_Goal:_
Could you print all the entries exactly?
══ Dataset rows
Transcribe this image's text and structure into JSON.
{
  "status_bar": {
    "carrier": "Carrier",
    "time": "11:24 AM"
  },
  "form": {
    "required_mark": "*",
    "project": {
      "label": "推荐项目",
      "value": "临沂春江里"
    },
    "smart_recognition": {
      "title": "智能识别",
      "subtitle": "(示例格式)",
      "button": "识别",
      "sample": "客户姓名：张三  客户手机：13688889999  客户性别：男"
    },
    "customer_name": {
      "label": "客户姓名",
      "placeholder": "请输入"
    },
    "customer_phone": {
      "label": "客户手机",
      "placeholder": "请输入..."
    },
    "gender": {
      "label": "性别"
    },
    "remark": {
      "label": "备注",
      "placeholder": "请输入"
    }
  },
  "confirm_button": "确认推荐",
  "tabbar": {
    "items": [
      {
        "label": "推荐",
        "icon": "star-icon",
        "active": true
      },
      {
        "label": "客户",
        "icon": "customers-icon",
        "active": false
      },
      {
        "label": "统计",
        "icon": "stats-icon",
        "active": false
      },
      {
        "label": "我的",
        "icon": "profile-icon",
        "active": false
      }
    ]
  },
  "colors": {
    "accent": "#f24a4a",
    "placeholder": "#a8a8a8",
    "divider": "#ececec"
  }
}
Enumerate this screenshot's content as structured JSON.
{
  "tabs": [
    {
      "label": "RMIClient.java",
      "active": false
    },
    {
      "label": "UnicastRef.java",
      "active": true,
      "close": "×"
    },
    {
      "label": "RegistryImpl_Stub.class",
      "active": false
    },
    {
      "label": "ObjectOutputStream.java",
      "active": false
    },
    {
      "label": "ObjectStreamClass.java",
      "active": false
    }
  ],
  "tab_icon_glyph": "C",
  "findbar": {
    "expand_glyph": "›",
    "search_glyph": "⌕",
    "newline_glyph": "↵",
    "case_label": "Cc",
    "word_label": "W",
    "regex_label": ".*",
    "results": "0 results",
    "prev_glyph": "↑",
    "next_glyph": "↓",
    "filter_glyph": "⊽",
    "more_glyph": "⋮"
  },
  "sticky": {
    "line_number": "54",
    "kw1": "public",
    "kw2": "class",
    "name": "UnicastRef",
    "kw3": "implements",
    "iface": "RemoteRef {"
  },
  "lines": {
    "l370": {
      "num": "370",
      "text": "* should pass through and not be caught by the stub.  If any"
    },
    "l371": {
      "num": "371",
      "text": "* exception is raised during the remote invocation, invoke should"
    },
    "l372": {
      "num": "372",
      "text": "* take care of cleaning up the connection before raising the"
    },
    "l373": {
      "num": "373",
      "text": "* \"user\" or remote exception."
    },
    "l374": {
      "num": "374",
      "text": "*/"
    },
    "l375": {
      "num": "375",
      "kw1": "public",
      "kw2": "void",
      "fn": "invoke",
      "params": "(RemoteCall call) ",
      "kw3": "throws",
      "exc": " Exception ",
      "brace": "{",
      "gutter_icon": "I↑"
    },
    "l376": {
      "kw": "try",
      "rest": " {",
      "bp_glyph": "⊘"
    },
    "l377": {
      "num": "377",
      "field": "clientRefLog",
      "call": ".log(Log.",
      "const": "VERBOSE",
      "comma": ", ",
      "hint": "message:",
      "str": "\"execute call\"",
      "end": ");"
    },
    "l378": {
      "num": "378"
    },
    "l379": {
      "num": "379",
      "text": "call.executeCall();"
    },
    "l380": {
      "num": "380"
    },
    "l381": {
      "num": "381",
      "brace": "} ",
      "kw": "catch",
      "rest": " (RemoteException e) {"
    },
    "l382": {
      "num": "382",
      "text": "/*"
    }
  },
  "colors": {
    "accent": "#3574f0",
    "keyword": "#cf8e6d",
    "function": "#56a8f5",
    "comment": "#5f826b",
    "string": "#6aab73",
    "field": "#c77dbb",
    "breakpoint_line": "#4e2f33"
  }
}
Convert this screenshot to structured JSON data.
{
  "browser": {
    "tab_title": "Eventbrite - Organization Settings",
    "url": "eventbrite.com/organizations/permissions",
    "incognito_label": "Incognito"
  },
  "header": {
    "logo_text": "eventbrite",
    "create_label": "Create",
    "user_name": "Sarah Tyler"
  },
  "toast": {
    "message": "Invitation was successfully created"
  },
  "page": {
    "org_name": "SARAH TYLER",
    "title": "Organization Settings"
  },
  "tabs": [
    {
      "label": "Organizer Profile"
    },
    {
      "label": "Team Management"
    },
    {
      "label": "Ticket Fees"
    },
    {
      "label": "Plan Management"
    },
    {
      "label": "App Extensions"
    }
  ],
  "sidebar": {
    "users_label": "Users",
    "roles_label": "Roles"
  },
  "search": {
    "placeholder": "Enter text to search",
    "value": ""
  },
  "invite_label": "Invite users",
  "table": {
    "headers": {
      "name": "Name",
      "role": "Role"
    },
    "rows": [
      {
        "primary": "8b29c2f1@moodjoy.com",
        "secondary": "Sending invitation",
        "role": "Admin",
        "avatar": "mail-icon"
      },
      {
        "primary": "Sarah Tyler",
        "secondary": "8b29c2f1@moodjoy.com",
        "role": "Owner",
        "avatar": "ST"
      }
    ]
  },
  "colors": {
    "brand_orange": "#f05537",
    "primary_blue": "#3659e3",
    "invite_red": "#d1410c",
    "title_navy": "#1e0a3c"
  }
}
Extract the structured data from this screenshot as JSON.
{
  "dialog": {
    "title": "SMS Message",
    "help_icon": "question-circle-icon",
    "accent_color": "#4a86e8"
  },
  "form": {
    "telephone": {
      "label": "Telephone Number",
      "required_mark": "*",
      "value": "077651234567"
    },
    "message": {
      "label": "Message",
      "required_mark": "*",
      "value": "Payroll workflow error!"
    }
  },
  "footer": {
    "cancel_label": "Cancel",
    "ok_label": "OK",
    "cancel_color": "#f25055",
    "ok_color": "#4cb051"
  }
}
════
_Solution to this task:_
Transcribe this image's text and structure into JSON.
{
  "status_bar": {
    "carrier": "Carrier",
    "time": "11:24 AM"
  },
  "form": {
    "required_mark": "*",
    "project": {
      "label": "推荐项目",
      "value": "临沂春江里"
    },
    "smart_recognition": {
      "title": "智能识别",
      "subtitle": "(示例格式)",
      "button": "识别",
      "sample": "客户姓名：张三  客户手机：13688889999  客户性别：男"
    },
    "customer_name": {
      "label": "客户姓名",
      "placeholder": "请输入"
    },
    "customer_phone": {
      "label": "客户手机",
      "placeholder": "请输入..."
    },
    "gender": {
      "label": "性别"
    },
    "remark": {
      "label": "备注",
      "placeholder": "请输入"
    }
  },
  "confirm_button": "确认推荐",
  "tabbar": {
    "items": [
      {
        "label": "推荐",
        "icon": "star-icon",
        "active": true
      },
      {
        "label": "客户",
        "icon": "customers-icon",
        "active": false
      },
      {
        "label": "统计",
        "icon": "stats-icon",
        "active": false
      },
      {
        "label": "我的",
        "icon": "profile-icon",
        "active": false
      }
    ]
  },
  "colors": {
    "accent": "#f24a4a",
    "placeholder": "#a8a8a8",
    "divider": "#ececec"
  }
}
Enumerate this screenshot's content as structured JSON.
{
  "tabs": [
    {
      "label": "RMIClient.java",
      "active": false
    },
    {
      "label": "UnicastRef.java",
      "active": true,
      "close": "×"
    },
    {
      "label": "RegistryImpl_Stub.class",
      "active": false
    },
    {
      "label": "ObjectOutputStream.java",
      "active": false
    },
    {
      "label": "ObjectStreamClass.java",
      "active": false
    }
  ],
  "tab_icon_glyph": "C",
  "findbar": {
    "expand_glyph": "›",
    "search_glyph": "⌕",
    "newline_glyph": "↵",
    "case_label": "Cc",
    "word_label": "W",
    "regex_label": ".*",
    "results": "0 results",
    "prev_glyph": "↑",
    "next_glyph": "↓",
    "filter_glyph": "⊽",
    "more_glyph": "⋮"
  },
  "sticky": {
    "line_number": "54",
    "kw1": "public",
    "kw2": "class",
    "name": "UnicastRef",
    "kw3": "implements",
    "iface": "RemoteRef {"
  },
  "lines": {
    "l370": {
      "num": "370",
      "text": "* should pass through and not be caught by the stub.  If any"
    },
    "l371": {
      "num": "371",
      "text": "* exception is raised during the remote invocation, invoke should"
    },
    "l372": {
      "num": "372",
      "text": "* take care of cleaning up the connection before raising the"
    },
    "l373": {
      "num": "373",
      "text": "* \"user\" or remote exception."
    },
    "l374": {
      "num": "374",
      "text": "*/"
    },
    "l375": {
      "num": "375",
      "kw1": "public",
      "kw2": "void",
      "fn": "invoke",
      "params": "(RemoteCall call) ",
      "kw3": "throws",
      "exc": " Exception ",
      "brace": "{",
      "gutter_icon": "I↑"
    },
    "l376": {
      "kw": "try",
      "rest": " {",
      "bp_glyph": "⊘"
    },
    "l377": {
      "num": "377",
      "field": "clientRefLog",
      "call": ".log(Log.",
      "const": "VERBOSE",
      "comma": ", ",
      "hint": "message:",
      "str": "\"execute call\"",
      "end": ");"
    },
    "l378": {
      "num": "378"
    },
    "l379": {
      "num": "379",
      "text": "call.executeCall();"
    },
    "l380": {
      "num": "380"
    },
    "l381": {
      "num": "381",
      "brace": "} ",
      "kw": "catch",
      "rest": " (RemoteException e) {"
    },
    "l382": {
      "num": "382",
      "text": "/*"
    }
  },
  "colors": {
    "accent": "#3574f0",
    "keyword": "#cf8e6d",
    "function": "#56a8f5",
    "comment": "#5f826b",
    "string": "#6aab73",
    "field": "#c77dbb",
    "breakpoint_line": "#4e2f33"
  }
}
Convert this screenshot to structured JSON data.
{
  "browser": {
    "tab_title": "Eventbrite - Organization Settings",
    "url": "eventbrite.com/organizations/permissions",
    "incognito_label": "Incognito"
  },
  "header": {
    "logo_text": "eventbrite",
    "create_label": "Create",
    "user_name": "Sarah Tyler"
  },
  "toast": {
    "message": "Invitation was successfully created"
  },
  "page": {
    "org_name": "SARAH TYLER",
    "title": "Organization Settings"
  },
  "tabs": [
    {
      "label": "Organizer Profile"
    },
    {
      "label": "Team Management"
    },
    {
      "label": "Ticket Fees"
    },
    {
      "label": "Plan Management"
    },
    {
      "label": "App Extensions"
    }
  ],
  "sidebar": {
    "users_label": "Users",
    "roles_label": "Roles"
  },
  "search": {
    "placeholder": "Enter text to search",
    "value": ""
  },
  "invite_label": "Invite users",
  "table": {
    "headers": {
      "name": "Name",
      "role": "Role"
    },
    "rows": [
      {
        "primary": "8b29c2f1@moodjoy.com",
        "secondary": "Sending invitation",
        "role": "Admin",
        "avatar": "mail-icon"
      },
      {
        "primary": "Sarah Tyler",
        "secondary": "8b29c2f1@moodjoy.com",
        "role": "Owner",
        "avatar": "ST"
      }
    ]
  },
  "colors": {
    "brand_orange": "#f05537",
    "primary_blue": "#3659e3",
    "invite_red": "#d1410c",
    "title_navy": "#1e0a3c"
  }
}
Extract the structured data from this screenshot as JSON.
{
  "dialog": {
    "title": "SMS Message",
    "help_icon": "question-circle-icon",
    "accent_color": "#4a86e8"
  },
  "form": {
    "telephone": {
      "label": "Telephone Number",
      "required_mark": "*",
      "value": "077651234567"
    },
    "message": {
      "label": "Message",
      "required_mark": "*",
      "value": "Payroll workflow error!"
    }
  },
  "footer": {
    "cancel_label": "Cancel",
    "ok_label": "OK",
    "cancel_color": "#f25055",
    "ok_color": "#4cb051"
  }
}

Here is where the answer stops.